_Yazılı alıştırma 1_:
Aziz Yıldırım hakkındaki yazıya göre Yıldırım, kendisini dinleyen savcılarla halı sahada hangi yıl maç yapmıştır?
_Yazılı alıştırma 2_:
Kayıtların başından "newspaper-icon [244,185,381,310]" geçen satıra kadar (bu satır dahil) olan satırlarda "tile-description" ifadesini "tile-subtitle" ile değiştirin, geri kalan her şeyi aynen koruyun. Yalnızca bu satırları verin.

_Metin bölümü_:
·····

Aziz Yıldırım, FETÖ örgütü ile yaşadıklarını anlattı. Dikkatle de dinledik. Hapisteki bir yılının ve örgütünün bu eyleme girişmesinin önce kendisiyle, sonra da O'nun üstünden Fenerbahçe'yle ilgili olduğunu öğrendik.
Çok kötü günler geçirdi ve ne olacağını bilemeden bir mücadelenin içine girdi. Hapisten çıktıktan sonra söylemleri ve eylemleri çok ciddi şekilde farklılıklar göstermeye başladı. Hatta Ertuğrul Özkök'e "Bunu cemaat yaptı. Savaşacağım" manşetini attığının ertesinde, "Böyle bir şey demedim. Biz sadece sohbet ettik" diye de yalanlama yaptı. Tıpkı takım yönetimindeki zik–zakları gibi. NTV'deki yayında da 10 dakika önce söylediğini, 20 dakika sonra boşa çıkartıyordu. Kendisini 2009'dan itibaren dinlemeye başladıklarını kaynaklarından öğrendiğini söyledi. O'nu dinleyen savcılarla halı sahada maç yaptığı tarih ise 2010. Söylediğine göre "dik" duruyor, yaptıklarına göre ilişkiyi iyi tutmaya çalışıyor. Sonuçta kandırıldığını anlayıp, "Ne şikesi ülke elden gidiyor" diyerek saklanan gerçeği de ifade etti. İnsanları bunları görmemekle eleştirmesine rağmen, kendisi de kurgu içinde bir türlü rol aldı. O yüzden empati kurmayı başarmalıydı.
Aziz Yıldırım'ın kandığı bölüm, sadece FETÖ savcılarıyla maç yapması değil.
Pereira'nın da onu kandırdığını öğreniyoruz.
Bu satırların yazarı bir yıl önce Portekizli için "çapsız" diye yazdığında, "tatlı" yöneticisinin komutlarıyla, emrindeki twitter hesaplarından hakaretler yağdı. Bugün çıkmış kendisi "yetersizdi" diye ifade ediyor. Nasıl anlamış?
Dörtlü defansa göre transfer yapmışlar, Pereira üçlü oynatmış. 18 yıllık başkan bu kadar kolay kanıyor da ben niye kanmamışım.
ÇEVRESİ GOYGOYCU DOLU!
Başka… "Hep başkan, antrenör mü suçlu, futbolcunun payı yok mu?" diyor.
Başarısızlığın faturasını yönlendiriyor. Kendisi değil miydi; "Onlar mı yaptı, ben yaptım" diyen. Başarıyı kendi üstüne alıyorsan, başarısızlığı da karşılamasını bileceksin. Bu kez çevresindeki goygoycular kandırıyor Aziz Yıldırım'ı esasında... "Başkan; sen şöylesin, böylesin" diyerek. Muhtemelen inanıyor da, böyle konuşuyor. Mesela kendisi de yanıltıyor insanları. Mayıs'taki seçimde "Parayı harcasam, kulüp uçurumdan aşağı düşerdi" diyor, Haziran'da 70 milyon Euro harcıyor. Sonra;
UEFA Kulübe el koyuyor; çünkü uçurumdan aşağı düşmüş. Aykut Kocaman için, "Ben olduğum sürece gelemez" diyor; Pereira'yı gönderdikten sonra ilk teklif yaptığı eski hocası oluyor. Ne yazık ki; doğruları hep geç gören bir başkan tipiyle karşı karşıyayız. Bizim söylediklerimize, bir-iki yıl sonra gelip, hizalanıyor.

·····

(Ham kayıtlar)
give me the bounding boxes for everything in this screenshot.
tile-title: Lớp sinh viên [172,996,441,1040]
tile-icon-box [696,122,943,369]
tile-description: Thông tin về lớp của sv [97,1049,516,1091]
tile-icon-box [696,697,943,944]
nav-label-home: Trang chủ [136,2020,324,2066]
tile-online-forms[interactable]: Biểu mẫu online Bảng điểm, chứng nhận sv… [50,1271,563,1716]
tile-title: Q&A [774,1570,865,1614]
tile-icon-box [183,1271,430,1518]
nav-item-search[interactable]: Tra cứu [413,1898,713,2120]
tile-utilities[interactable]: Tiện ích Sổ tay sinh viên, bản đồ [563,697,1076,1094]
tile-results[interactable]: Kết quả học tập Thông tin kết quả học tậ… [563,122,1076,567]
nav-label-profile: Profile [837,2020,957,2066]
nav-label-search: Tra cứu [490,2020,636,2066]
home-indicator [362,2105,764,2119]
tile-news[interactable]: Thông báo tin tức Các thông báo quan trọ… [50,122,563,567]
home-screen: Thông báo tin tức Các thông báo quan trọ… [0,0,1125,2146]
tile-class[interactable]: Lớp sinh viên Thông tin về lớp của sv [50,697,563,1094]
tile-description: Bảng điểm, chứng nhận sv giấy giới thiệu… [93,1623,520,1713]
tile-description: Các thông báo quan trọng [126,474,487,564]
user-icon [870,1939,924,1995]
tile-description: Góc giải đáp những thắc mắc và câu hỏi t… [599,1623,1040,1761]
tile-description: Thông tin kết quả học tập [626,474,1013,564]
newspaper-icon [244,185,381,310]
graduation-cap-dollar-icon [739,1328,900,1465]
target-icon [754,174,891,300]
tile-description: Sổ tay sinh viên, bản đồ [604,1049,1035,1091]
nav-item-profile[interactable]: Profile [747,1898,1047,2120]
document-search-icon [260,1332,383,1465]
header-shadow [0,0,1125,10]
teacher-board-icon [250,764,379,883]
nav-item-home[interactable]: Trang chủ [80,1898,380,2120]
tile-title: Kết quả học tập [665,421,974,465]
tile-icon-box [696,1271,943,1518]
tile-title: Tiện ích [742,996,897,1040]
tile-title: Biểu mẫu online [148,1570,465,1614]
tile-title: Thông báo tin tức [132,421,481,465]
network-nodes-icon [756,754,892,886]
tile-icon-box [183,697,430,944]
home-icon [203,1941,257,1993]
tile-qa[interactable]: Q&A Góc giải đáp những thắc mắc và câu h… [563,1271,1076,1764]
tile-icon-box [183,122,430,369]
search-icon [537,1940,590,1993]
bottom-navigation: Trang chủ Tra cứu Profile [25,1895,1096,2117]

·····

_Alıştırma cevabı 1_:
2010

_Alıştırma cevabı 2_:
give me the bounding boxes for everything in this screenshot.
tile-title: Lớp sinh viên [172,996,441,1040]
tile-icon-box [696,122,943,369]
tile-subtitle: Thông tin về lớp của sv [97,1049,516,1091]
tile-icon-box [696,697,943,944]
nav-label-home: Trang chủ [136,2020,324,2066]
tile-online-forms[interactable]: Biểu mẫu online Bảng điểm, chứng nhận sv… [50,1271,563,1716]
tile-title: Q&A [774,1570,865,1614]
tile-icon-box [183,1271,430,1518]
nav-item-search[interactable]: Tra cứu [413,1898,713,2120]
tile-utilities[interactable]: Tiện ích Sổ tay sinh viên, bản đồ [563,697,1076,1094]
tile-results[interactable]: Kết quả học tập Thông tin kết quả học tậ… [563,122,1076,567]
nav-label-profile: Profile [837,2020,957,2066]
nav-label-search: Tra cứu [490,2020,636,2066]
home-indicator [362,2105,764,2119]
tile-news[interactable]: Thông báo tin tức Các thông báo quan trọ… [50,122,563,567]
home-screen: Thông báo tin tức Các thông báo quan trọ… [0,0,1125,2146]
tile-class[interactable]: Lớp sinh viên Thông tin về lớp của sv [50,697,563,1094]
tile-subtitle: Bảng điểm, chứng nhận sv giấy giới thiệu… [93,1623,520,1713]
tile-subtitle: Các thông báo quan trọng [126,474,487,564]
user-icon [870,1939,924,1995]
tile-subtitle: Góc giải đáp những thắc mắc và câu hỏi t… [599,1623,1040,1761]
tile-subtitle: Thông tin kết quả học tập [626,474,1013,564]
newspaper-icon [244,185,381,310]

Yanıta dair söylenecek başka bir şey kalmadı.